-- Start STORED RECORDS --
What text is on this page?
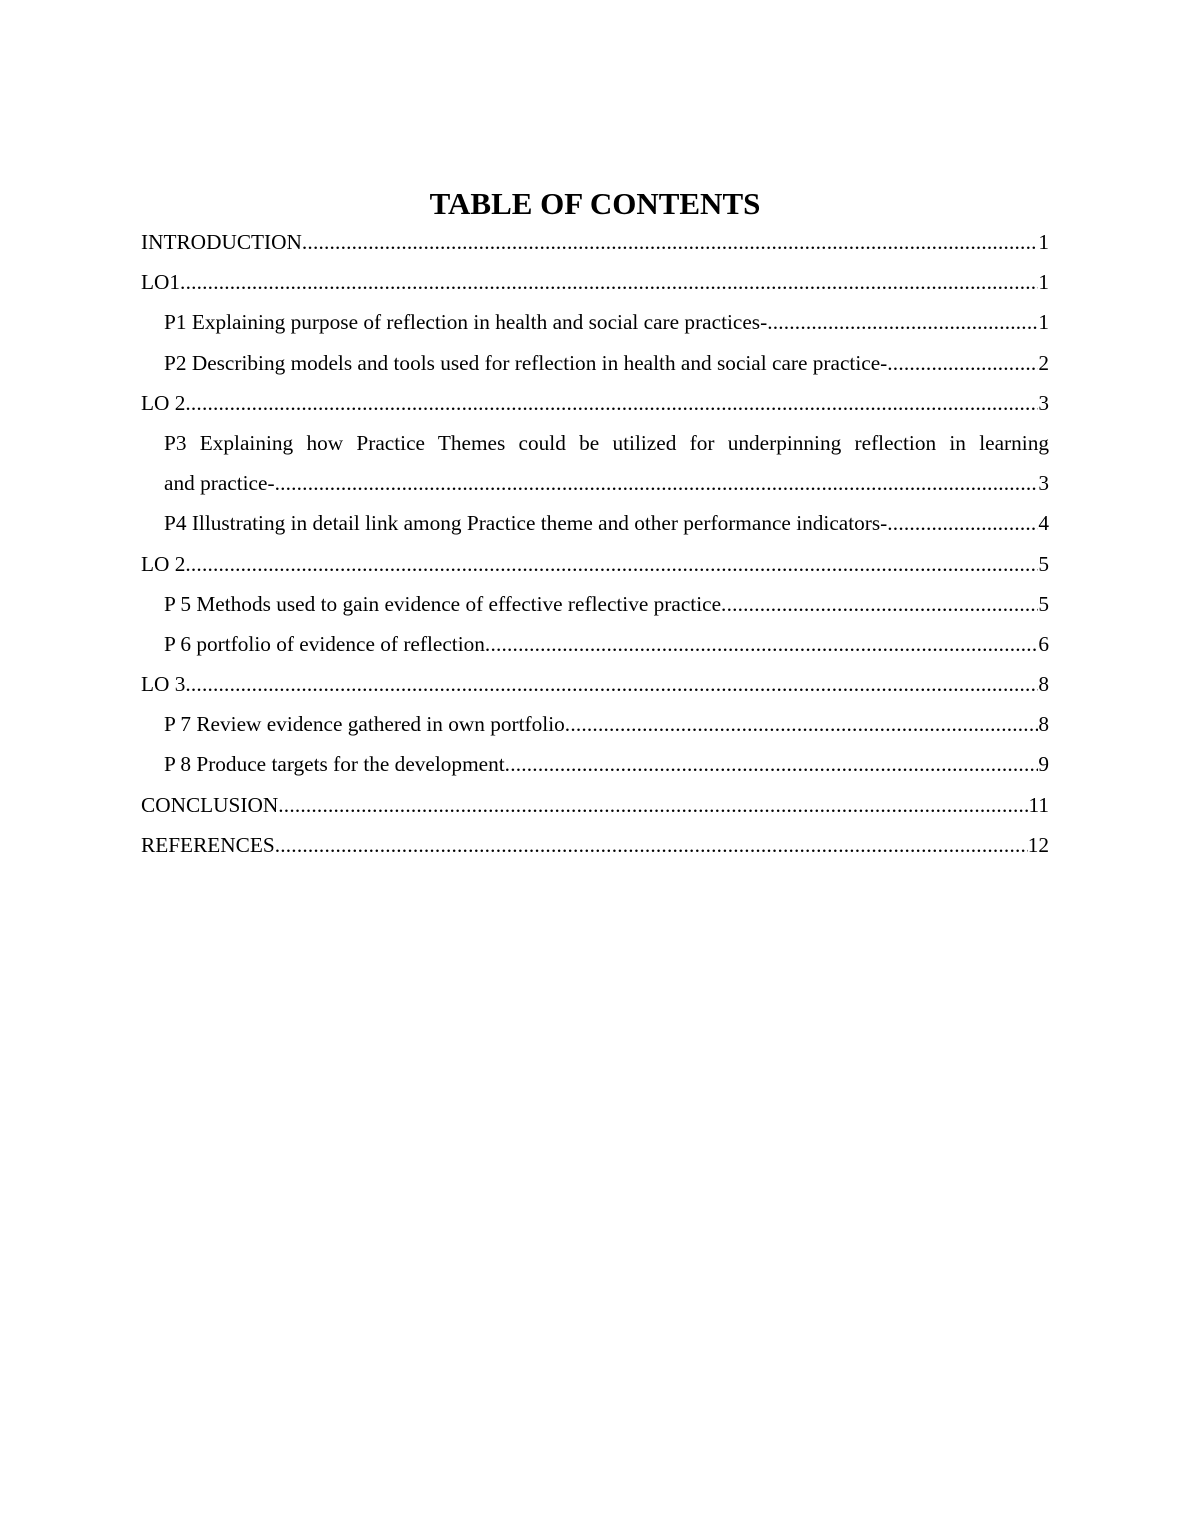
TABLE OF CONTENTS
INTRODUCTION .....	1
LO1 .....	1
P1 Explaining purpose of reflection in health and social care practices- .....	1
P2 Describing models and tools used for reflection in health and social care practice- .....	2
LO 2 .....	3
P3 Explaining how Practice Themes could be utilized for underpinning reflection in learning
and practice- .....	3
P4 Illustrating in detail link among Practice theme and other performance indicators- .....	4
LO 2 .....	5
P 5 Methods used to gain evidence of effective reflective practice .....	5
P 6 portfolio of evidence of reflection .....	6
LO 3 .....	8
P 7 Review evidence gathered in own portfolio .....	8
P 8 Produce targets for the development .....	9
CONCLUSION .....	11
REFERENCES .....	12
-- End STORED RECORDS --
- **DESCRIPTION OF THE TASK**
Transcribe the records word for word and include no pictures.

- **FINAL RESULT**
What text is on this page?
TABLE OF CONTENTS
INTRODUCTION .....	1
LO1 .....	1
P1 Explaining purpose of reflection in health and social care practices- .....	1
P2 Describing models and tools used for reflection in health and social care practice- .....	2
LO 2 .....	3
P3 Explaining how Practice Themes could be utilized for underpinning reflection in learning
and practice- .....	3
P4 Illustrating in detail link among Practice theme and other performance indicators- .....	4
LO 2 .....	5
P 5 Methods used to gain evidence of effective reflective practice .....	5
P 6 portfolio of evidence of reflection .....	6
LO 3 .....	8
P 7 Review evidence gathered in own portfolio .....	8
P 8 Produce targets for the development .....	9
CONCLUSION .....	11
REFERENCES .....	12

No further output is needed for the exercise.